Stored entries
—————
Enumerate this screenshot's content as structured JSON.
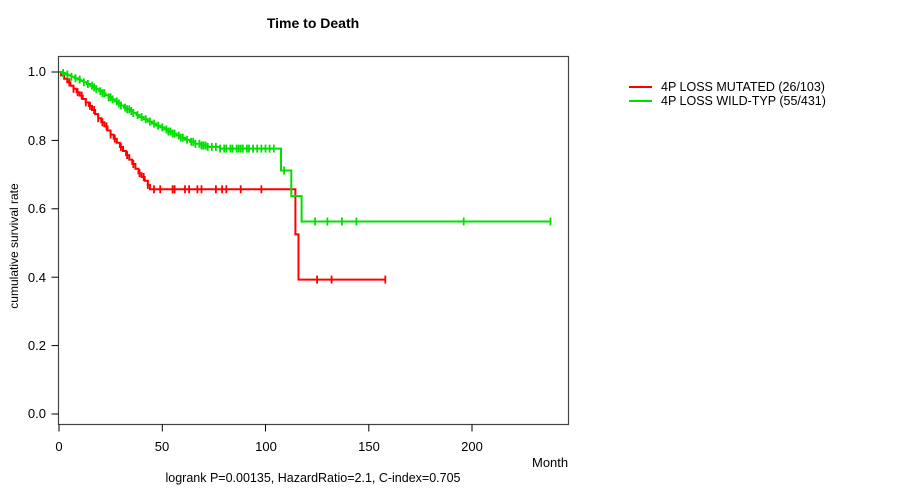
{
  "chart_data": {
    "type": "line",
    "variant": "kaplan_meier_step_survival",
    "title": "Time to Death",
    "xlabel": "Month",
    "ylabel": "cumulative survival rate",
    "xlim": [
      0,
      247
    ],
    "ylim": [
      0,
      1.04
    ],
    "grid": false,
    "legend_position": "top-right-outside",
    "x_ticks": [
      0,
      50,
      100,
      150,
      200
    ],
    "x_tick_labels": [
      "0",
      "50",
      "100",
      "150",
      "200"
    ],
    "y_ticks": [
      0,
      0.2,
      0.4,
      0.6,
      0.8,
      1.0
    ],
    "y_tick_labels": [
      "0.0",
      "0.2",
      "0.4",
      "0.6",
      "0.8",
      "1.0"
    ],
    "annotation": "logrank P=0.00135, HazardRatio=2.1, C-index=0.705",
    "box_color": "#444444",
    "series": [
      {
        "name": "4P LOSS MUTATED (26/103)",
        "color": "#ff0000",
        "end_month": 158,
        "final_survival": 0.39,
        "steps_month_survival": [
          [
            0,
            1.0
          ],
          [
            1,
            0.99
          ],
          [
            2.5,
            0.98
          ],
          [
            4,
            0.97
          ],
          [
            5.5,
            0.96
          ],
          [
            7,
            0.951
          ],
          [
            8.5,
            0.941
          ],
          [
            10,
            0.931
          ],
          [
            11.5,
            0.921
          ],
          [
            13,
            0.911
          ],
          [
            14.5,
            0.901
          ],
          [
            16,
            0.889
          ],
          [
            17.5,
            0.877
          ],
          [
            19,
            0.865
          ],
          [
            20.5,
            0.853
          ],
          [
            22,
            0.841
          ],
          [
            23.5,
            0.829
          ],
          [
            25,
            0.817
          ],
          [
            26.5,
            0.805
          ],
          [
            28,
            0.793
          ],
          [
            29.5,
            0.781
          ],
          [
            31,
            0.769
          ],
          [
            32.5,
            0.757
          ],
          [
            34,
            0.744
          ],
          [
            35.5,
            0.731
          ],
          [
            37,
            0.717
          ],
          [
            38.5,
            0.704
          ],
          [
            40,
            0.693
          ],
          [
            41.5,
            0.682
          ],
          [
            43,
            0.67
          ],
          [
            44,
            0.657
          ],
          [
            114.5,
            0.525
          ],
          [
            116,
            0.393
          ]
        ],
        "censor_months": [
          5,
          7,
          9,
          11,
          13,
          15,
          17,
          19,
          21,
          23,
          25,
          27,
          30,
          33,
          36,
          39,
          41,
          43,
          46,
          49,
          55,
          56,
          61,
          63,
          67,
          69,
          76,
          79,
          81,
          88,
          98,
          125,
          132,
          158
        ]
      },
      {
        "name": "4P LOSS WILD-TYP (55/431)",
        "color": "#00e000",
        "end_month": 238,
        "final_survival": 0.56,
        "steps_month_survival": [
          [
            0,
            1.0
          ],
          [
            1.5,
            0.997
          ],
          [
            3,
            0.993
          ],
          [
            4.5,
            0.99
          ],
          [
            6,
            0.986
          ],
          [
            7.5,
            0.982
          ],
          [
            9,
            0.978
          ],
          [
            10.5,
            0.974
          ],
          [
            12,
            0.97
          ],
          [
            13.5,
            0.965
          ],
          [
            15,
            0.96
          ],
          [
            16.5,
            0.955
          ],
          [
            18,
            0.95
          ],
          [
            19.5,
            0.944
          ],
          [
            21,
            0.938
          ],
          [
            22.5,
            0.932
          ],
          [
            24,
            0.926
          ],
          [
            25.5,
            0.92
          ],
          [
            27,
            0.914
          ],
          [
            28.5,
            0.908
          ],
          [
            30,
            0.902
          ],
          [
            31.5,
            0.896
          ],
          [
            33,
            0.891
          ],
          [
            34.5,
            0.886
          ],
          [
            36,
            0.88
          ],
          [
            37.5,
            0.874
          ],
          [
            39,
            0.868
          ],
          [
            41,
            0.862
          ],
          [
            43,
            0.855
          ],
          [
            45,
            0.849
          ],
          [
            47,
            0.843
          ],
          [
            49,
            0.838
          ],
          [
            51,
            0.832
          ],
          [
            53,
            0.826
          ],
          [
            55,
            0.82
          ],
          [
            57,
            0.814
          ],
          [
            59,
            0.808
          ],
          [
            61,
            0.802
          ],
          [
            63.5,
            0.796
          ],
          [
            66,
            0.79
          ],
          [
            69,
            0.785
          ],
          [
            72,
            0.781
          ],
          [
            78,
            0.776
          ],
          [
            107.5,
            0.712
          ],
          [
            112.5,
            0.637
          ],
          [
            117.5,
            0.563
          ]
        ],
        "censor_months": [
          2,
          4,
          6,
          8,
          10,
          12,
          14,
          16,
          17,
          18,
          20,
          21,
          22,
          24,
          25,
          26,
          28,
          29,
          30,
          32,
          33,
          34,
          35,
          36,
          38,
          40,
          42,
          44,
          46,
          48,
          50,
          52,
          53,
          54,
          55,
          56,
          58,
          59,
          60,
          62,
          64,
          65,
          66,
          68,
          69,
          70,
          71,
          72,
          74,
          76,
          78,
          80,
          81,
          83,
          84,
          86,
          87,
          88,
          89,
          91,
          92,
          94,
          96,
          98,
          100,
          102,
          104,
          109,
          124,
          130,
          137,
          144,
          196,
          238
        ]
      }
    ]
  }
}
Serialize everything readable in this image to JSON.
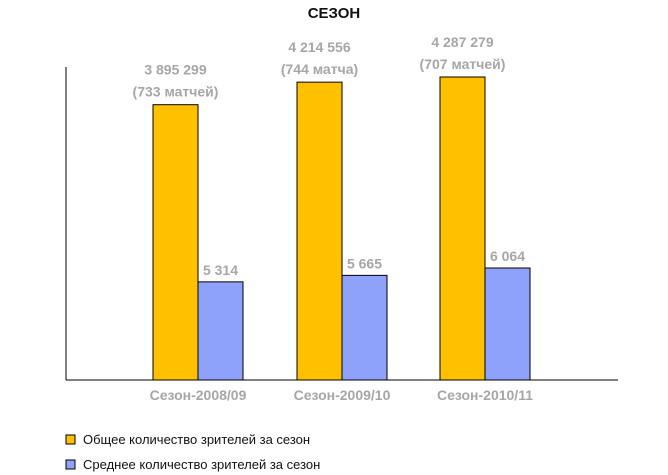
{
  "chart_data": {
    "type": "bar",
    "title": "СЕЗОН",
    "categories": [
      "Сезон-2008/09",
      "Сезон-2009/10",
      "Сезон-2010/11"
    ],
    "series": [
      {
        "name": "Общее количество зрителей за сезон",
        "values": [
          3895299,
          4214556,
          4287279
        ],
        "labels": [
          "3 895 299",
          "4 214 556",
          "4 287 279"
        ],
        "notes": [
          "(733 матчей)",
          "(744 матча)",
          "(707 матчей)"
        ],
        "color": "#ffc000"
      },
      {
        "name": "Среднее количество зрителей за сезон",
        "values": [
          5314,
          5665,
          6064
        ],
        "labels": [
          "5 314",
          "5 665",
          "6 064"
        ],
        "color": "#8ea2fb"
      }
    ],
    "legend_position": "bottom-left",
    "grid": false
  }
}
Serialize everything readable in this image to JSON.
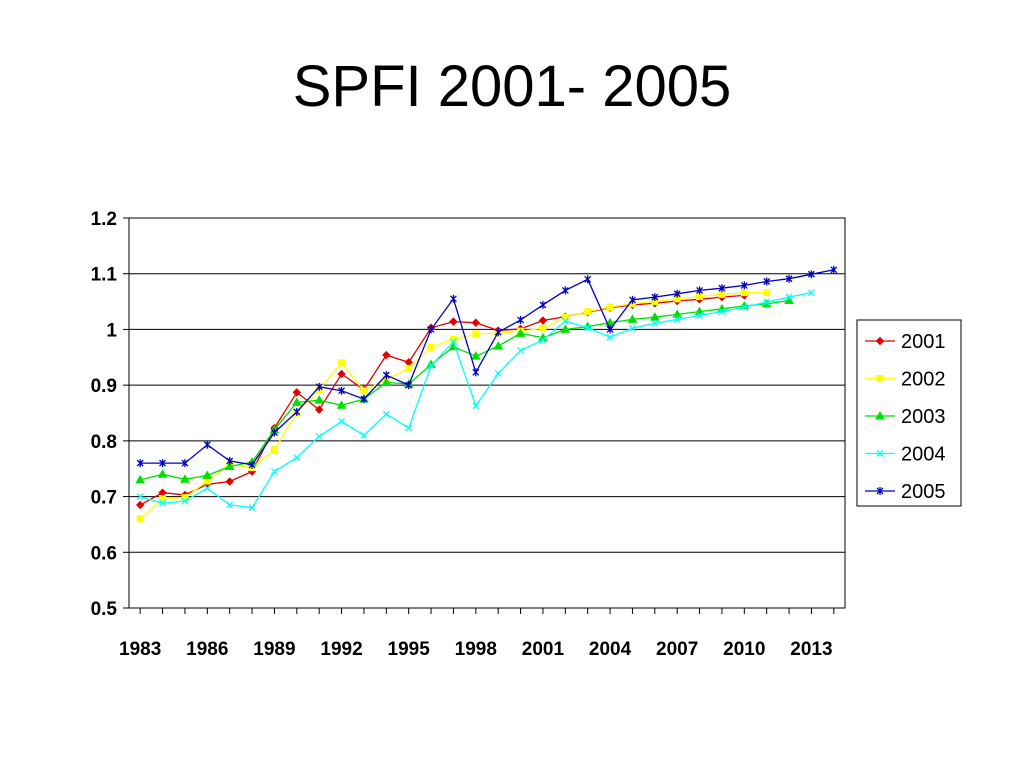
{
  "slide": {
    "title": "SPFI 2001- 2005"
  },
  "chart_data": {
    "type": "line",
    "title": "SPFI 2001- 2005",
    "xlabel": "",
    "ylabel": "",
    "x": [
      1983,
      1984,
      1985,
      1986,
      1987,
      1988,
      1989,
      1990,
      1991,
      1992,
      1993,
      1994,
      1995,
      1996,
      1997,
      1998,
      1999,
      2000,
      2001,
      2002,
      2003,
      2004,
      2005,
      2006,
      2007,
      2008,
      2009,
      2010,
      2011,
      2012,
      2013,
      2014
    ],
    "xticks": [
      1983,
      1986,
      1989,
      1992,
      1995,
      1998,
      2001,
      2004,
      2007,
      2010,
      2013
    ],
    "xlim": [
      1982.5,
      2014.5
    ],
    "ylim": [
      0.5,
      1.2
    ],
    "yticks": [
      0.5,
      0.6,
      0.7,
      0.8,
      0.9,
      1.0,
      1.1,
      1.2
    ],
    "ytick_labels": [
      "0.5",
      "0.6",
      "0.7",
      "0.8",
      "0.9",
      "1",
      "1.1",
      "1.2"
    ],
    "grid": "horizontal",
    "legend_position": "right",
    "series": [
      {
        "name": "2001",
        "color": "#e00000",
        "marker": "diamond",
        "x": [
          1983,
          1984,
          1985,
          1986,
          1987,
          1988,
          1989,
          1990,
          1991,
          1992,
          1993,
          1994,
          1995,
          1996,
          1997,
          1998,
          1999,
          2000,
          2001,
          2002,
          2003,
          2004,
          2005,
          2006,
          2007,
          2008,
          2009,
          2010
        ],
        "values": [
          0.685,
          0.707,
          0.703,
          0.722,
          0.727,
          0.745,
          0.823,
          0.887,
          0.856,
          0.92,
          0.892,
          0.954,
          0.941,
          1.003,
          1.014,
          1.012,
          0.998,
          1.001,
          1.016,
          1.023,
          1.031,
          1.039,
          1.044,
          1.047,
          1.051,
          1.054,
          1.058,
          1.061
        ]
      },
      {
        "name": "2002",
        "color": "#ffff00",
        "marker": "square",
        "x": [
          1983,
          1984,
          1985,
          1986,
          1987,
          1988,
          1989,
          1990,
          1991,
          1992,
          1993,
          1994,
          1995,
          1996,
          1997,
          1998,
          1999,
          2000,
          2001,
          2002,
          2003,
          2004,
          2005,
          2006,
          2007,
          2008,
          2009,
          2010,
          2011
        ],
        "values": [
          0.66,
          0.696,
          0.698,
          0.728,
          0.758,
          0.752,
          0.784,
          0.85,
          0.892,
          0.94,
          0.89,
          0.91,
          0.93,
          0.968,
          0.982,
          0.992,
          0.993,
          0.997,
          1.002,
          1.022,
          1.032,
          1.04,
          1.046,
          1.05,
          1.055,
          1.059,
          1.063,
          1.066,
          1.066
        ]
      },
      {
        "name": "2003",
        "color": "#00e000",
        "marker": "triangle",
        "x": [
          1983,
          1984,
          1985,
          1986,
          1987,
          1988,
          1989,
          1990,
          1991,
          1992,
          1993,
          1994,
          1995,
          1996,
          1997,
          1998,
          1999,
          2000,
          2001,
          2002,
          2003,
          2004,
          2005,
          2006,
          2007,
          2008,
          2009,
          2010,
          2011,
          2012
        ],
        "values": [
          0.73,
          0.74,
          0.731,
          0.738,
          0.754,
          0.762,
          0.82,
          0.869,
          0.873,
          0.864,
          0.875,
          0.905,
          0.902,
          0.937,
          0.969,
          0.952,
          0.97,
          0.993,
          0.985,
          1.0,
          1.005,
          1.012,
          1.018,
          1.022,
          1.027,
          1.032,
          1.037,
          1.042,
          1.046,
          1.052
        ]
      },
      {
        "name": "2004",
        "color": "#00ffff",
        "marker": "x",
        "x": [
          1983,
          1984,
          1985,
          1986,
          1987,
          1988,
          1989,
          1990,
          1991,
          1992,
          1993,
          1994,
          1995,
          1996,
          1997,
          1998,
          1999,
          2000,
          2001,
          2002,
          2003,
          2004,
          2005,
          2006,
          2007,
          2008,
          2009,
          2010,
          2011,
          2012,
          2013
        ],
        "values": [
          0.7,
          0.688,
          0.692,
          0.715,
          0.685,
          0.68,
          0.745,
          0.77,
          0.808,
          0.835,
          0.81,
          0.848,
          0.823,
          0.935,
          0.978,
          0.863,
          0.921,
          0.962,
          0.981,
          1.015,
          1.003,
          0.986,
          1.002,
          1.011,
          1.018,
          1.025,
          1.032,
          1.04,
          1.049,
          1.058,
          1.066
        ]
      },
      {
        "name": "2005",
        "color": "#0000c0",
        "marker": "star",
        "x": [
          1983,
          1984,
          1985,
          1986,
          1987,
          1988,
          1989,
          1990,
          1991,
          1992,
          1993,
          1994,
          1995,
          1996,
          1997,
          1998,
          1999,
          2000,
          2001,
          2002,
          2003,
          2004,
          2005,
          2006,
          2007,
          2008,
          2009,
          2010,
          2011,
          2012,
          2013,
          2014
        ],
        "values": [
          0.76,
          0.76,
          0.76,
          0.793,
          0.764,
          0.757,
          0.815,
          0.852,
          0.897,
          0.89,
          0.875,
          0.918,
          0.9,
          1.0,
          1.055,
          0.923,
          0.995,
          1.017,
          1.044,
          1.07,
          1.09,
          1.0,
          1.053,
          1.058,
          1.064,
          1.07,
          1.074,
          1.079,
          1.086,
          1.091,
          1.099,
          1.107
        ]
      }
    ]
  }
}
—————
What to do
Look through the records and gather every line containing "name".

Exercise solution
        "name": "4P LOSS MUTATED (26/103)",
        "name": "4P LOSS WILD-TYP (55/431)",
        "name": "Общее количество зрителей за сезон",
        "name": "Среднее количество зрителей за сезон",
        "name": "2001",
        "name": "2002",
        "name": "2003",
        "name": "2004",
        "name": "2005",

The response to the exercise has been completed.